--- Start ---
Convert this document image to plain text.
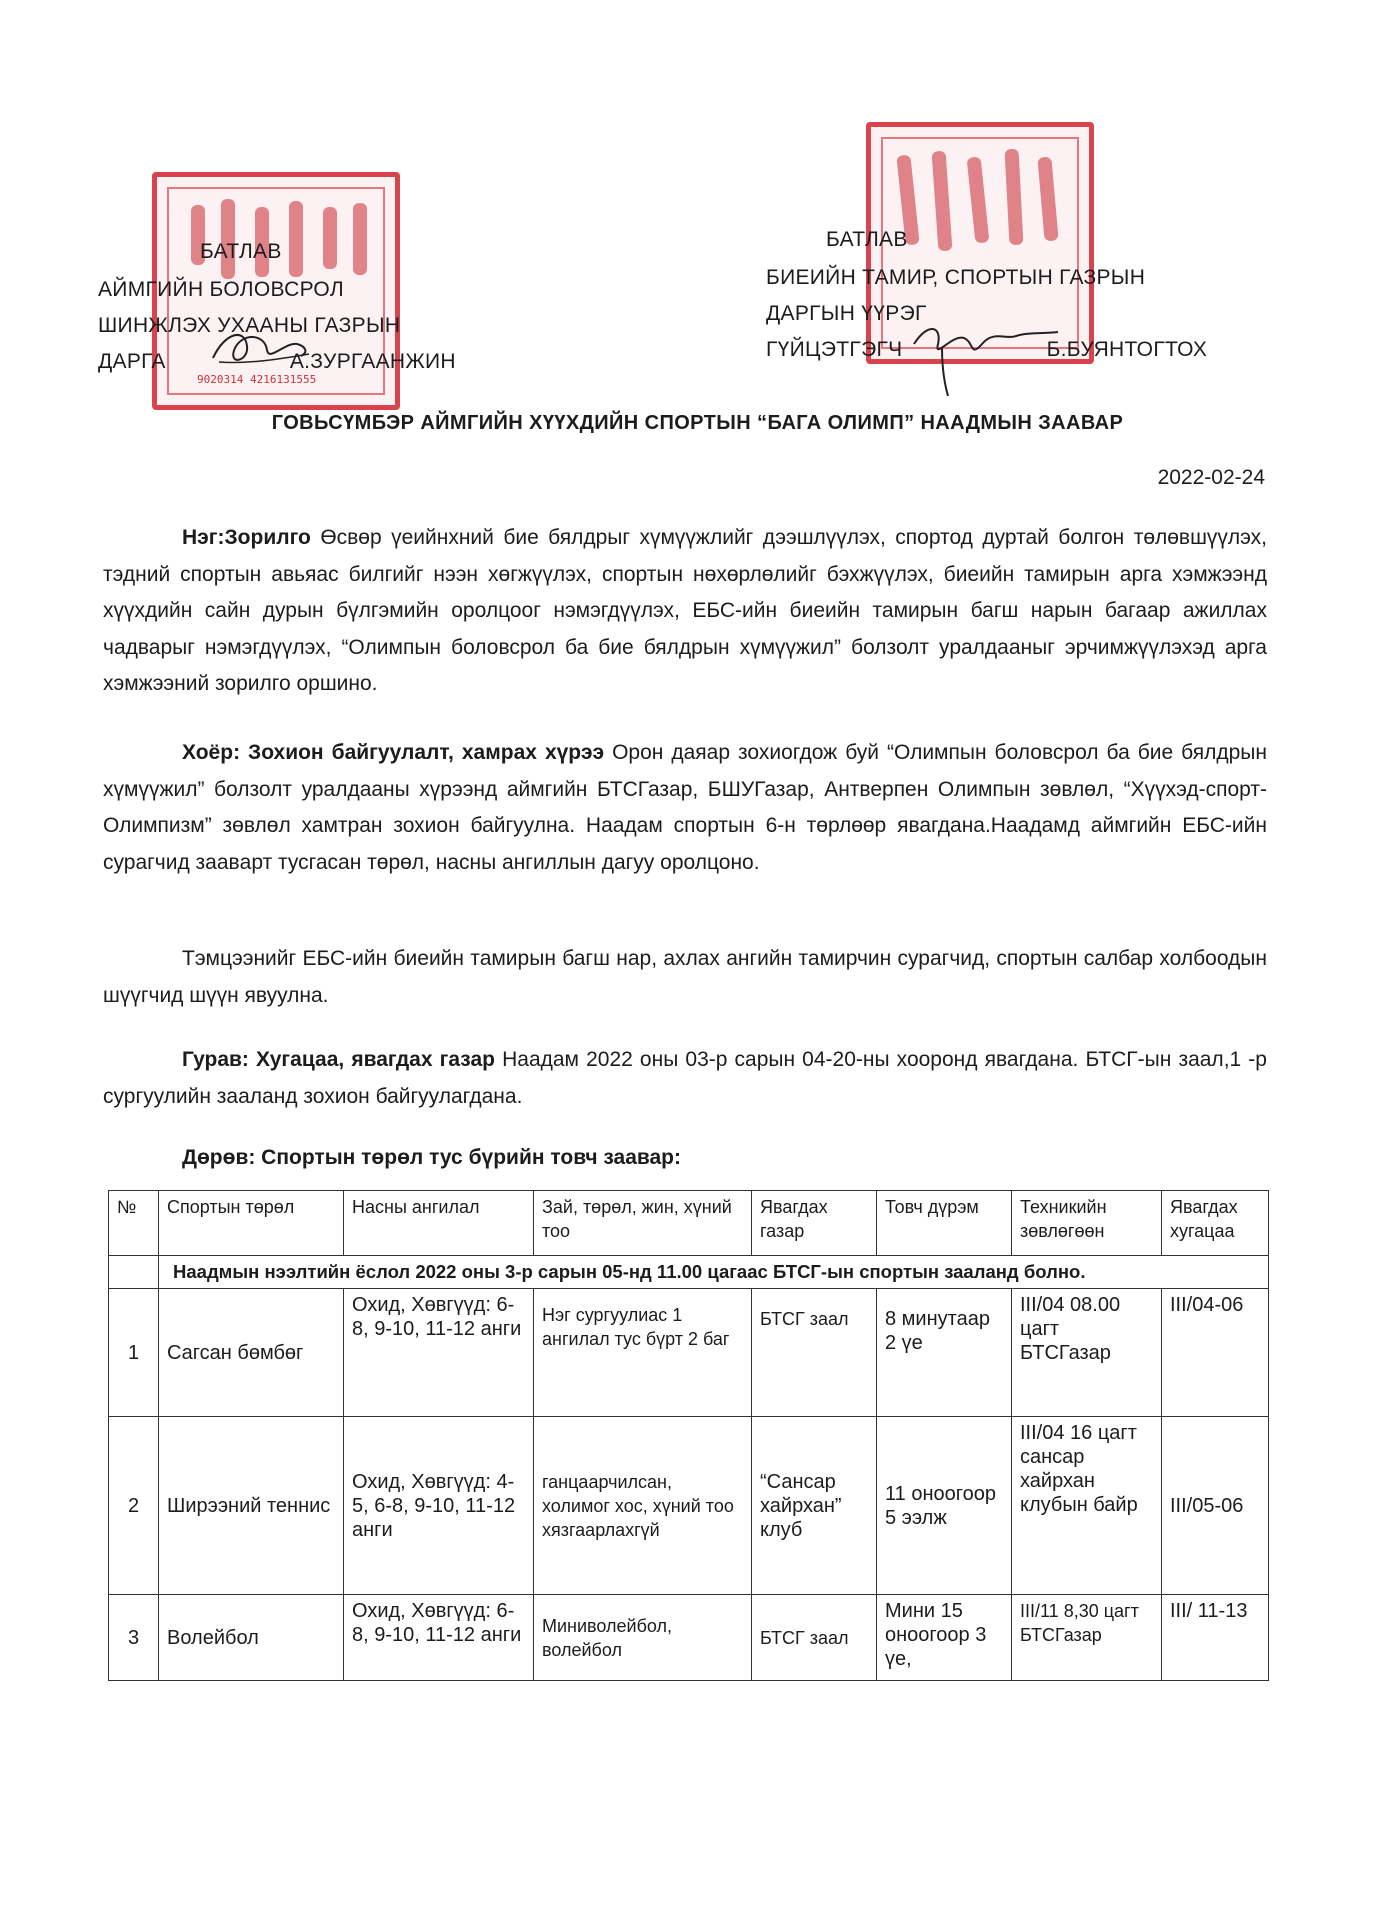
9020314 4216131555
БАТЛАВ
АЙМГИЙН БОЛОВСРОЛ
ШИНЖЛЭХ УХААНЫ ГАЗРЫН
ДАРГА	А.ЗУРГААНЖИН
БАТЛАВ
БИЕИЙН ТАМИР, СПОРТЫН ГАЗРЫН
ДАРГЫН ҮҮРЭГ
ГҮЙЦЭТГЭГЧ	Б.БУЯНТОГТОХ
ГОВЬСҮМБЭР АЙМГИЙН ХҮҮХДИЙН СПОРТЫН “БАГА ОЛИМП” НААДМЫН ЗААВАР
2022-02-24
Нэг:Зорилго Өсвөр үеийнхний бие бялдрыг хүмүүжлийг дээшлүүлэх, спортод дуртай болгон төлөвшүүлэх, тэдний спортын авьяас билгийг нээн хөгжүүлэх, спортын нөхөрлөлийг бэхжүүлэх, биеийн тамирын арга хэмжээнд хүүхдийн сайн дурын бүлгэмийн оролцоог нэмэгдүүлэх, ЕБС-ийн биеийн тамирын багш нарын багаар ажиллах чадварыг нэмэгдүүлэх, “Олимпын боловсрол ба бие бялдрын хүмүүжил” болзолт уралдааныг эрчимжүүлэхэд арга хэмжээний зорилго оршино.
Хоёр: Зохион байгуулалт, хамрах хүрээ Орон даяар зохиогдож буй “Олимпын боловсрол ба бие бялдрын хүмүүжил” болзолт уралдааны хүрээнд аймгийн БТСГазар, БШУГазар, Антверпен Олимпын зөвлөл, “Хүүхэд-спорт-Олимпизм” зөвлөл хамтран зохион байгуулна. Наадам спортын 6-н төрлөөр явагдана.Наадамд аймгийн ЕБС-ийн сурагчид заавaрт тусгасан төрөл, насны ангиллын дагуу оролцоно.
Тэмцээнийг ЕБС-ийн биеийн тамирын багш нар, ахлах ангийн тамирчин сурагчид, спортын салбар холбоодын шүүгчид шүүн явуулна.
Гурав: Хугацаа, явагдах газар Наадам 2022 оны 03-р сарын 04-20-ны хооронд явагдана. БТСГ-ын заал,1 -р сургуулийн зааланд зохион байгуулагдана.
Дөрөв: Спортын төрөл тус бүрийн товч заавар:
№	Спортын төрөл	Насны ангилал	Зай, төрөл, жин, хүний тоо	Явагдах газар	Товч дүрэм	Техникийн зөвлөгөөн	Явагдах хугацаа
	Наадмын нээлтийн ёслол 2022 оны 3-р сарын 05-нд 11.00 цагаас БТСГ-ын спортын зааланд болно.						
1	Сагсан бөмбөг	Охид, Хөвгүүд: 6-8, 9-10, 11-12 анги	Нэг сургуулиас 1 ангилал тус бүрт 2 баг	БТСГ заал	8 минутаар 2 үе	III/04 08.00 цагт БТСГазар	III/04-06
2	Ширээний теннис	Охид, Хөвгүүд: 4-5, 6-8, 9-10, 11-12 анги	ганцаарчилсан, холимог хос, хүний тоо хязгаарлахгүй	“Сансар хайрхан” клуб	11 оноогоор 5 ээлж	III/04 16 цагт сансар хайрхан клубын байр	III/05-06
3	Волейбол	Охид, Хөвгүүд: 6-8, 9-10, 11-12 анги	Миниволейбол, волейбол	БТСГ заал	Мини 15 оноогоор 3 үе,	III/11 8,30 цагт БТСГазар	III/ 11-13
--- End ---
**SHORT EXERCISE:**
Find the lines above that contain the word "ГАЗРЫН" and collect them.

**TASK RESULT:**
ШИНЖЛЭХ УХААНЫ ГАЗРЫН
БИЕИЙН ТАМИР, СПОРТЫН ГАЗРЫН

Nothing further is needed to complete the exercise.